▸ SET PROBLEM: Select the lines that contain "Rainfall" and copy each of them.
==========
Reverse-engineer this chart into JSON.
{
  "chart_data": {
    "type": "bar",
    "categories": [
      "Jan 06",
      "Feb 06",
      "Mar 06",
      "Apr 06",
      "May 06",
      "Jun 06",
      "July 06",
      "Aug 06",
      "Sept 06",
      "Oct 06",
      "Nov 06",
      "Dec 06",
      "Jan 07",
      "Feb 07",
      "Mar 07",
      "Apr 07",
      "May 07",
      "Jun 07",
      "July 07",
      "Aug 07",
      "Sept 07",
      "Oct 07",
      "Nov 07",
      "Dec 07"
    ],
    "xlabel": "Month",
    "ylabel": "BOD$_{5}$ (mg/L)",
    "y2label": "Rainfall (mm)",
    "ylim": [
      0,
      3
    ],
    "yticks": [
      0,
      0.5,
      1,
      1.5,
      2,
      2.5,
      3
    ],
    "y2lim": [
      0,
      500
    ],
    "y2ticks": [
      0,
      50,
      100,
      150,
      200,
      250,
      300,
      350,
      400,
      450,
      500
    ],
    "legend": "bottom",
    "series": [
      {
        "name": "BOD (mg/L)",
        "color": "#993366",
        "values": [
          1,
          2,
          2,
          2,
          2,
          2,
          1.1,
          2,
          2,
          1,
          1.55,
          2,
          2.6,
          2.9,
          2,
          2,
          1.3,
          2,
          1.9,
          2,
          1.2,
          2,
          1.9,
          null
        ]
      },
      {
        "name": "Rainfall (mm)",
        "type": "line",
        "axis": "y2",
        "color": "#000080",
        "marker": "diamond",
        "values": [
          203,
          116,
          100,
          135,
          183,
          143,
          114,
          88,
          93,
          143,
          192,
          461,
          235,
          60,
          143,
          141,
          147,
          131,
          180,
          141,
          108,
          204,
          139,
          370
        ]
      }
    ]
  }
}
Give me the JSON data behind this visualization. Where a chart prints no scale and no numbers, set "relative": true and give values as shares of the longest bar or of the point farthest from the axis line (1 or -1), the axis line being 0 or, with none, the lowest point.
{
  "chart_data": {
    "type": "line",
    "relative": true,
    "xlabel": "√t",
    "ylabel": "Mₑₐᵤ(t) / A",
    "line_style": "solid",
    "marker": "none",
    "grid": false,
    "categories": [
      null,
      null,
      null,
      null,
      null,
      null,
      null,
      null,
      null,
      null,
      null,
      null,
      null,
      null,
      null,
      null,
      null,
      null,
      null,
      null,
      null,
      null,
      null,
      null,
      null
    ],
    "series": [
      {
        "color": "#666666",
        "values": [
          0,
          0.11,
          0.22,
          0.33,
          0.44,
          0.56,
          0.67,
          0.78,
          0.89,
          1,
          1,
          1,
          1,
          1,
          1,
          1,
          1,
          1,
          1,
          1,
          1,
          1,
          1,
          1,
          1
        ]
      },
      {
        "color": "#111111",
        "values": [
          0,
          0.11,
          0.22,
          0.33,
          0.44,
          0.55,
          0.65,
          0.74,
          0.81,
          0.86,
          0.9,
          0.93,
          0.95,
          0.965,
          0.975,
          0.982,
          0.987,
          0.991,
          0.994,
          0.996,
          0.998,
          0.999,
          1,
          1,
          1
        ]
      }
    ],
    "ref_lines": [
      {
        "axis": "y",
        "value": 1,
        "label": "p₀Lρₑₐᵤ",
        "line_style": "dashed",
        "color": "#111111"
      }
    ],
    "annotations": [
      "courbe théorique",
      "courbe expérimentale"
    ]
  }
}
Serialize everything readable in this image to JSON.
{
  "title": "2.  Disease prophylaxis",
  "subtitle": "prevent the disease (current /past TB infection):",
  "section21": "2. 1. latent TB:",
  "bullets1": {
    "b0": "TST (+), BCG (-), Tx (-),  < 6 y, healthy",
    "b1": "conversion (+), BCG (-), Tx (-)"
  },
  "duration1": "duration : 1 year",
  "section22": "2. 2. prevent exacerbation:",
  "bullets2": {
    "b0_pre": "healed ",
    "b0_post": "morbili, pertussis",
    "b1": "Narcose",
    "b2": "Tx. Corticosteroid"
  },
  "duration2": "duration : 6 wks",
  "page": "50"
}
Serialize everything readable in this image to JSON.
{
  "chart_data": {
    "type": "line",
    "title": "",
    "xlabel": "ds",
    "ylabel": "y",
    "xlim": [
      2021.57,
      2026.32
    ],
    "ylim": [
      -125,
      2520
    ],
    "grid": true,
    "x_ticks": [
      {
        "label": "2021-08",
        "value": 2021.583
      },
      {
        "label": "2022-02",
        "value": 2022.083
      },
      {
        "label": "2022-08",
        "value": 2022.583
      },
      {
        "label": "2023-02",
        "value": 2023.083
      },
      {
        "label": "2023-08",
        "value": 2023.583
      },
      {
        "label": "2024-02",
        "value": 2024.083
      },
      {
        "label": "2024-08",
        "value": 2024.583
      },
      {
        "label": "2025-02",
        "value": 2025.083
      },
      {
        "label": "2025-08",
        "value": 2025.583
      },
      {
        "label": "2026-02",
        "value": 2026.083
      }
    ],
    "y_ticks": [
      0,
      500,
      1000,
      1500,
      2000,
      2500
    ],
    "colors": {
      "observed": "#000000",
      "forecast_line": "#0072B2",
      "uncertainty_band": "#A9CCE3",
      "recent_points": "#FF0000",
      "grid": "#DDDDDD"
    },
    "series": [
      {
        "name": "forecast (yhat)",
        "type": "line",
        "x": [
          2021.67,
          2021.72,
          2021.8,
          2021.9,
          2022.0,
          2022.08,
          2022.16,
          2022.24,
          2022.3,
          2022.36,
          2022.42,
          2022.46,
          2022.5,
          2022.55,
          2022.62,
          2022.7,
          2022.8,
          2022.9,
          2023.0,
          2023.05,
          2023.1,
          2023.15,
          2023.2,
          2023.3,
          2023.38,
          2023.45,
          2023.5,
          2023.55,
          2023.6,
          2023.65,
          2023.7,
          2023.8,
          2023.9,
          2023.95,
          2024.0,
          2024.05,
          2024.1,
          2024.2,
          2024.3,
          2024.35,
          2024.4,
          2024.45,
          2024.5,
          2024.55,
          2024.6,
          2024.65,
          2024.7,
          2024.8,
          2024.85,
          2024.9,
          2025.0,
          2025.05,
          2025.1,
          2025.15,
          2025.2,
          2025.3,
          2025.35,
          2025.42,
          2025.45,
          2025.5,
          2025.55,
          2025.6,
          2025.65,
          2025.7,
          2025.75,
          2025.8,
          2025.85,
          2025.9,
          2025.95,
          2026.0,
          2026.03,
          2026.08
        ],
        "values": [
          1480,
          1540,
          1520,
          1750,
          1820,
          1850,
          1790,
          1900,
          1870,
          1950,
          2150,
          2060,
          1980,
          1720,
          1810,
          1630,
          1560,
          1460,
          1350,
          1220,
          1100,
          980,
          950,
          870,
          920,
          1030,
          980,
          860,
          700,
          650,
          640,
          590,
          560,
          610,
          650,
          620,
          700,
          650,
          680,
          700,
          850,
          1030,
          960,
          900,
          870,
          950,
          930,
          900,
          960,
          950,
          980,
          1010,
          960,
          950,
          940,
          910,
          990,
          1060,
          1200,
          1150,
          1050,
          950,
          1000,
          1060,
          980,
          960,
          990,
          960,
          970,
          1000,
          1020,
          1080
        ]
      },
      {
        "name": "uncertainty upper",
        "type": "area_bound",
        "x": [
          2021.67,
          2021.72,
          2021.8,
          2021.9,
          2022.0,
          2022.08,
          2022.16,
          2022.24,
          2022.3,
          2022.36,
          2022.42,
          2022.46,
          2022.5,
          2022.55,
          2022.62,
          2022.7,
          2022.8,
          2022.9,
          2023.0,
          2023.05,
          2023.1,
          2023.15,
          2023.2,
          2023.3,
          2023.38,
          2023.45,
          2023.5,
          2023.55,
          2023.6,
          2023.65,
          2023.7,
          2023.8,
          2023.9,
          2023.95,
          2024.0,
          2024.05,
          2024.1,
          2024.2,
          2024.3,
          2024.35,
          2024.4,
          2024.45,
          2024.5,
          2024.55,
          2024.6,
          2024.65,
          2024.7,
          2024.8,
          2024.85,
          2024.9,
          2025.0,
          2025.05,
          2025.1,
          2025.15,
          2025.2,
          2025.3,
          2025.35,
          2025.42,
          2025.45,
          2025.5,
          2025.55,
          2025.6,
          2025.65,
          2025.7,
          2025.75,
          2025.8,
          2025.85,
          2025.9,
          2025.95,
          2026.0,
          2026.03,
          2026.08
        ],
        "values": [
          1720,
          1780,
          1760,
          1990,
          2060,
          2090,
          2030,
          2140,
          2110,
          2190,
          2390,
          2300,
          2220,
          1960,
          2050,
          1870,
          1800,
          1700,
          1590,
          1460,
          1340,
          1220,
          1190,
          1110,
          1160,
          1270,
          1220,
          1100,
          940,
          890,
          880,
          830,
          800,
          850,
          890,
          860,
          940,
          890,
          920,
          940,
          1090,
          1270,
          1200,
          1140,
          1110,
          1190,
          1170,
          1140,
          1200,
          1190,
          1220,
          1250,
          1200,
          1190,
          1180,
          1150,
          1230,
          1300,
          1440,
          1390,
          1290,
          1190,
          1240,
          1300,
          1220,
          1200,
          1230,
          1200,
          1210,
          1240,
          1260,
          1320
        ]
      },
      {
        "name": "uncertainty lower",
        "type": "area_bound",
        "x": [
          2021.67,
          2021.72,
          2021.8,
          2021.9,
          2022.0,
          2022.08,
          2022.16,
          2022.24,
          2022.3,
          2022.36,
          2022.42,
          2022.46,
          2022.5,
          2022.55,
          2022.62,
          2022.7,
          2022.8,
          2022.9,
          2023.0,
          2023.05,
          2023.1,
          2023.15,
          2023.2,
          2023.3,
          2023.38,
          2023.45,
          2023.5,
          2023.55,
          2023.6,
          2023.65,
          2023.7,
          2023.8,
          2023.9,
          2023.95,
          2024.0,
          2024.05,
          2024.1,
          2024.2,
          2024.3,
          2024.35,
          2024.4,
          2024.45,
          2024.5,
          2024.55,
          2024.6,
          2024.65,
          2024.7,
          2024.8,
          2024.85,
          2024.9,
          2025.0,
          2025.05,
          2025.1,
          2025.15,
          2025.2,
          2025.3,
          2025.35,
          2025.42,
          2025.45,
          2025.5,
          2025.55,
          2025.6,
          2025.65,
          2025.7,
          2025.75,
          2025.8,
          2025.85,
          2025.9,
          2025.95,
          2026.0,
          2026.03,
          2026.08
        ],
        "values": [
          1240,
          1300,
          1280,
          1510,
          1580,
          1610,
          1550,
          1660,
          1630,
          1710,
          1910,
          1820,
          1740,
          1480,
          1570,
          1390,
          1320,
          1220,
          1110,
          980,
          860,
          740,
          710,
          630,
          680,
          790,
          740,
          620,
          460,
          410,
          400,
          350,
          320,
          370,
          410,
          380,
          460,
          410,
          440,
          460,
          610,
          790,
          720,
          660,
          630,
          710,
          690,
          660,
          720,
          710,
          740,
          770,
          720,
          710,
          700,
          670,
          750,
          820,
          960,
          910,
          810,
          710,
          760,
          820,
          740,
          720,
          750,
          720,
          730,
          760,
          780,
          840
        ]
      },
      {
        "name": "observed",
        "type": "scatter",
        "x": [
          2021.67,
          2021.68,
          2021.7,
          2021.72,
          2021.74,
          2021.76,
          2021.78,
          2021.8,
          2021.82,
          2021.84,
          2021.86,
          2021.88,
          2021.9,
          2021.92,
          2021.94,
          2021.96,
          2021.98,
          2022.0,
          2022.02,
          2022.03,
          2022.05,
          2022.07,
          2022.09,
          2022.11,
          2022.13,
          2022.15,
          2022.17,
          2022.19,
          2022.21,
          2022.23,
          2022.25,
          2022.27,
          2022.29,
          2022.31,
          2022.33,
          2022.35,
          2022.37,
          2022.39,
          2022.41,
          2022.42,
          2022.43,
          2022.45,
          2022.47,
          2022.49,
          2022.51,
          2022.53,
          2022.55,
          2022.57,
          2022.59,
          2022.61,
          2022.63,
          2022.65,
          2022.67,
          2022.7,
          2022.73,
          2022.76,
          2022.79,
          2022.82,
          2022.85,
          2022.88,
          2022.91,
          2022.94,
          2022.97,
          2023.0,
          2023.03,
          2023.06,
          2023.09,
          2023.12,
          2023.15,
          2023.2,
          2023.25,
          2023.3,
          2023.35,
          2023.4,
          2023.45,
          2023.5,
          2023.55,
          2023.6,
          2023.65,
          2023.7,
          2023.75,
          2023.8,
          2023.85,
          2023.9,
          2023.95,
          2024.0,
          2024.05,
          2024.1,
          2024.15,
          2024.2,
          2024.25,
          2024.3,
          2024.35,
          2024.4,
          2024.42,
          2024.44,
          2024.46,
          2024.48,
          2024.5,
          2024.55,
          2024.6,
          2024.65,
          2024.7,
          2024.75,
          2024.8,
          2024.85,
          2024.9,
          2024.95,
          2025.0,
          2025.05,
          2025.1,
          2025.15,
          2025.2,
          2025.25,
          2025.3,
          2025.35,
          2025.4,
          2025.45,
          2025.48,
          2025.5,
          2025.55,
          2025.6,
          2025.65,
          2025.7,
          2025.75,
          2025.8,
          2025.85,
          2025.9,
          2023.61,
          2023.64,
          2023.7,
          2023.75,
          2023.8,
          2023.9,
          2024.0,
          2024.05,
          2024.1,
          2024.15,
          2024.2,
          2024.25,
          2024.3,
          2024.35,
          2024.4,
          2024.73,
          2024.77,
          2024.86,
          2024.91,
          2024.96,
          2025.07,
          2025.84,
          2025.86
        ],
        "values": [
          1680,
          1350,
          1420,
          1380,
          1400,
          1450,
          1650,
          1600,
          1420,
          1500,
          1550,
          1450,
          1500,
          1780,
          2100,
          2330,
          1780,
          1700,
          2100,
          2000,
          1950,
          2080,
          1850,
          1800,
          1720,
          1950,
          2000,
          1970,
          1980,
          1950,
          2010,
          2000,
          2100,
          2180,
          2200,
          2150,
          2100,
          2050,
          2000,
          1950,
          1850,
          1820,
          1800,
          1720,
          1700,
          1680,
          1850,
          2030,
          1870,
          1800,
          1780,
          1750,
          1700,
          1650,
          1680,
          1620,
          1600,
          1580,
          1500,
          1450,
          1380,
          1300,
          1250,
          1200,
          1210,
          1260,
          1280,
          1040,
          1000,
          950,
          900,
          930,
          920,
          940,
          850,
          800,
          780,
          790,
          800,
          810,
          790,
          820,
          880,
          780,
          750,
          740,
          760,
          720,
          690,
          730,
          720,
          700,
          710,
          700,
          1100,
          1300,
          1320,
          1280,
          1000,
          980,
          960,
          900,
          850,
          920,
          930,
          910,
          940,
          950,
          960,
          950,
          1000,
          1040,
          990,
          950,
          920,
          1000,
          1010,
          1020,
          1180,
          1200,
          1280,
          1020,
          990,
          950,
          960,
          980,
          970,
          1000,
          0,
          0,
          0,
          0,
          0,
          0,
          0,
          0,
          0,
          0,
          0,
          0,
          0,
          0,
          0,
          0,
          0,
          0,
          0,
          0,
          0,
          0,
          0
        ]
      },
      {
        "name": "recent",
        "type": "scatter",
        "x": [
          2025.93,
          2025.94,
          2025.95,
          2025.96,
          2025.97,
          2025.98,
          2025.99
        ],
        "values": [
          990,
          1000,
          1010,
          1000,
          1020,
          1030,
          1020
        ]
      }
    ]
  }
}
==========
▸ ANSWER FOR THE TASK:
    "y2label": "Rainfall (mm)",
        "name": "Rainfall (mm)",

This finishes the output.